* _EXERCISE DIRECTIONS_: Extract every line that contains the string "Goodwill".

--- RECORD LIST ---

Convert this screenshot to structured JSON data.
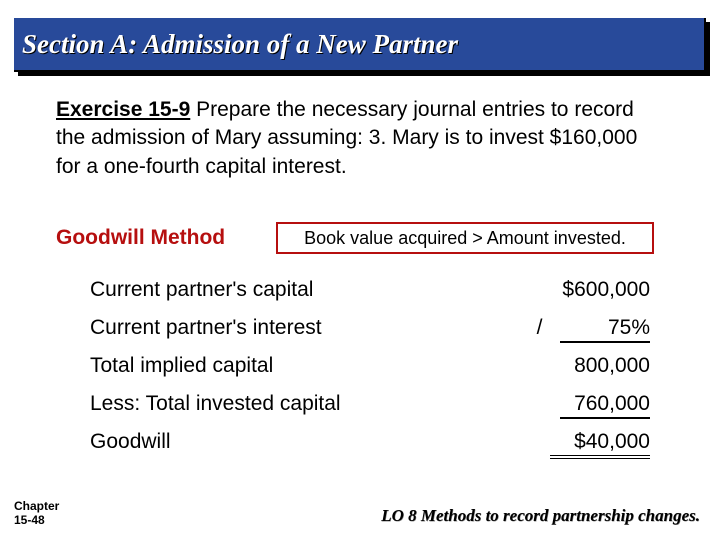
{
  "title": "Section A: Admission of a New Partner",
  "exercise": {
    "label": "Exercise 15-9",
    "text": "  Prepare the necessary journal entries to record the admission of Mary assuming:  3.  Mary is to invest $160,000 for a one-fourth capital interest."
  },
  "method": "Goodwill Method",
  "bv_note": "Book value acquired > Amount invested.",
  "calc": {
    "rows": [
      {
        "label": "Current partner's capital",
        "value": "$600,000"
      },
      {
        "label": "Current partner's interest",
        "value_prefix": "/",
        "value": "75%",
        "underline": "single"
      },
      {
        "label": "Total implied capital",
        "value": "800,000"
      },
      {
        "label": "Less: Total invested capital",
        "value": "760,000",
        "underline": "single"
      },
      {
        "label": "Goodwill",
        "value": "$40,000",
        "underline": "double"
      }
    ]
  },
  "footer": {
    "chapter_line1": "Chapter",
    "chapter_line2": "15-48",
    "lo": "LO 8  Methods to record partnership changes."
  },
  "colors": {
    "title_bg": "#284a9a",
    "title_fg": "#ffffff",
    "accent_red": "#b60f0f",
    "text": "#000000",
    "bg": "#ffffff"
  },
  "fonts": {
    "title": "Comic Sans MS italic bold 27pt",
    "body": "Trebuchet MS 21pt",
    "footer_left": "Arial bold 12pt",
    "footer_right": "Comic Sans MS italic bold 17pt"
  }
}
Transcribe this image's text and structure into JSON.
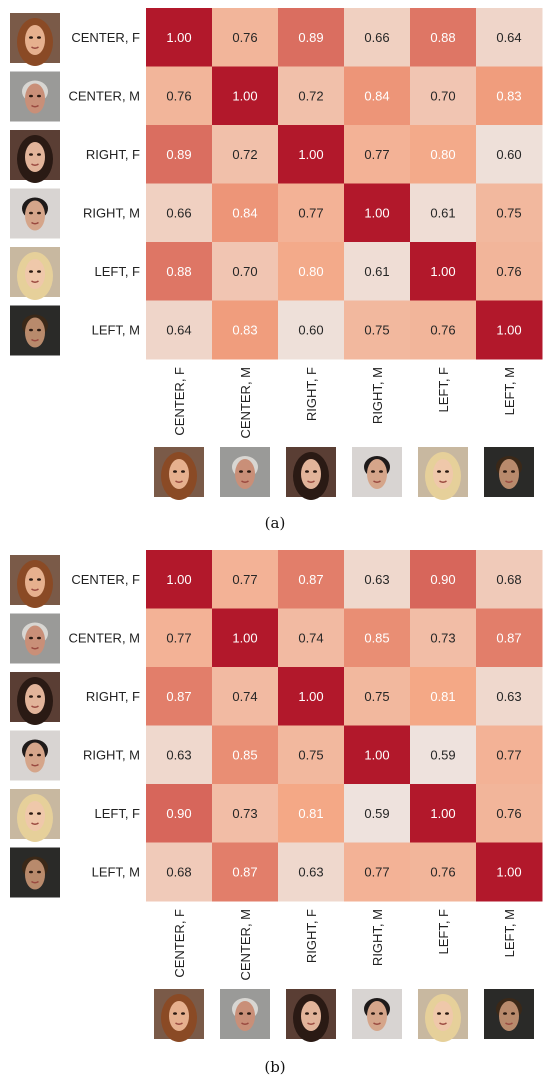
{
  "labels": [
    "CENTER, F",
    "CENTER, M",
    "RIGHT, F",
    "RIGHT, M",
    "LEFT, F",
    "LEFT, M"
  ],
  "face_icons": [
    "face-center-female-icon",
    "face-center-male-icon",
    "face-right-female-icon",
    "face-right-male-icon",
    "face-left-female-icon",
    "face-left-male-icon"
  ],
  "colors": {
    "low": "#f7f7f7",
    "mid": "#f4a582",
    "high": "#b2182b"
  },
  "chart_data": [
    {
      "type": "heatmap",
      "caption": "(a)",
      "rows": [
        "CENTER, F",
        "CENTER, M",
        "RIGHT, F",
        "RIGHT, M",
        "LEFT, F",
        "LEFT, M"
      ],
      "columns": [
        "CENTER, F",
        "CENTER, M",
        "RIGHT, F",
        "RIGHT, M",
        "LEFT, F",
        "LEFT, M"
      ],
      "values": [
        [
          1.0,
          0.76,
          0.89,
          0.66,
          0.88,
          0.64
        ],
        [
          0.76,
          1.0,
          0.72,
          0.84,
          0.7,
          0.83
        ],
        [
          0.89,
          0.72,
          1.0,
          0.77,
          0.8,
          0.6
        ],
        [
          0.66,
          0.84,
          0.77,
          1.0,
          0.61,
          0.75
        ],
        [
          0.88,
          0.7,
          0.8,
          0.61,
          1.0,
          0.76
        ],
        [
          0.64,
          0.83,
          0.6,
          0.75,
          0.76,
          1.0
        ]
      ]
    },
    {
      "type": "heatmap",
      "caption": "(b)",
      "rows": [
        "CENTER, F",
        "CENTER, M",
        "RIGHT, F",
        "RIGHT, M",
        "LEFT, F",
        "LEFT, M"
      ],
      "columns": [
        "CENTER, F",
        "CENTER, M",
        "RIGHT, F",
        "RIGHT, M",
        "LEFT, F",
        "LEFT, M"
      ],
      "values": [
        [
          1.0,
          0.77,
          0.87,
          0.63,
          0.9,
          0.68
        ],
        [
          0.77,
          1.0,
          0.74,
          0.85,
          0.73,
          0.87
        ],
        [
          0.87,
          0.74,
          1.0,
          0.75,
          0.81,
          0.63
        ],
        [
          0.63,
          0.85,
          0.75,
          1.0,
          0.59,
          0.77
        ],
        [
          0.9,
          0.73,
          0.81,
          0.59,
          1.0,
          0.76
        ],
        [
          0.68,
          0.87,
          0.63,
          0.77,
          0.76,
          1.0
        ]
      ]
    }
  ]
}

---
--- RECORD LIST ---

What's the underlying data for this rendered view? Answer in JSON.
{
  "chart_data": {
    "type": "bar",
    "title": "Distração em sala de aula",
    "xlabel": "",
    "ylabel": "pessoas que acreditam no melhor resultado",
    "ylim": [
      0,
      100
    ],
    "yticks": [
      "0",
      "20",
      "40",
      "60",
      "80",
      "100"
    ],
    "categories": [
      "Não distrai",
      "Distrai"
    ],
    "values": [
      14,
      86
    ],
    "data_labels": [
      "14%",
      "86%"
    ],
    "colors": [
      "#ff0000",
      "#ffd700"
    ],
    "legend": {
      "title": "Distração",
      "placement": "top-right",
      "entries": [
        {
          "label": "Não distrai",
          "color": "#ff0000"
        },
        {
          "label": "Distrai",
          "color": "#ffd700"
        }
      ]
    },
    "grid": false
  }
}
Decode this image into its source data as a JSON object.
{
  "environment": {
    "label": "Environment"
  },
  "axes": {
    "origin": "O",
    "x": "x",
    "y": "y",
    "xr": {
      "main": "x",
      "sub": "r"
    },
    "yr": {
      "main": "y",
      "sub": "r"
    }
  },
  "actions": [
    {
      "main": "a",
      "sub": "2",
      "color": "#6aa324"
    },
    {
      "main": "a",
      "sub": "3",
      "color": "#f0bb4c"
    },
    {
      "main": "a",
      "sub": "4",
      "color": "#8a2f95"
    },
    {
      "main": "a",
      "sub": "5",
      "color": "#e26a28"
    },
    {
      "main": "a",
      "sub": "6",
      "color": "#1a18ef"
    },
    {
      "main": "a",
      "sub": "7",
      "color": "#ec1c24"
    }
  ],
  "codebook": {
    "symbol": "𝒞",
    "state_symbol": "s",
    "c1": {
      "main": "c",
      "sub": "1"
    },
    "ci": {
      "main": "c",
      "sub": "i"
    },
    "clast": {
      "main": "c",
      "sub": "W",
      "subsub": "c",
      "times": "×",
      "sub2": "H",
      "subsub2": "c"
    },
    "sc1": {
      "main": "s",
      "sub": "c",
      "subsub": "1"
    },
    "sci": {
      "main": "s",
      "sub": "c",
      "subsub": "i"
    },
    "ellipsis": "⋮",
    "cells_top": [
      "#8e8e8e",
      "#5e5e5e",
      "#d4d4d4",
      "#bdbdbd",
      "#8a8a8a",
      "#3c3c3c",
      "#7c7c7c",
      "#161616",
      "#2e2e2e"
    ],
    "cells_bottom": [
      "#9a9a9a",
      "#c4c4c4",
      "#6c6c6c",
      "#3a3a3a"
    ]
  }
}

---

* _TASK RESULT_:
  "method": "Goodwill Method",
        "label": "Goodwill",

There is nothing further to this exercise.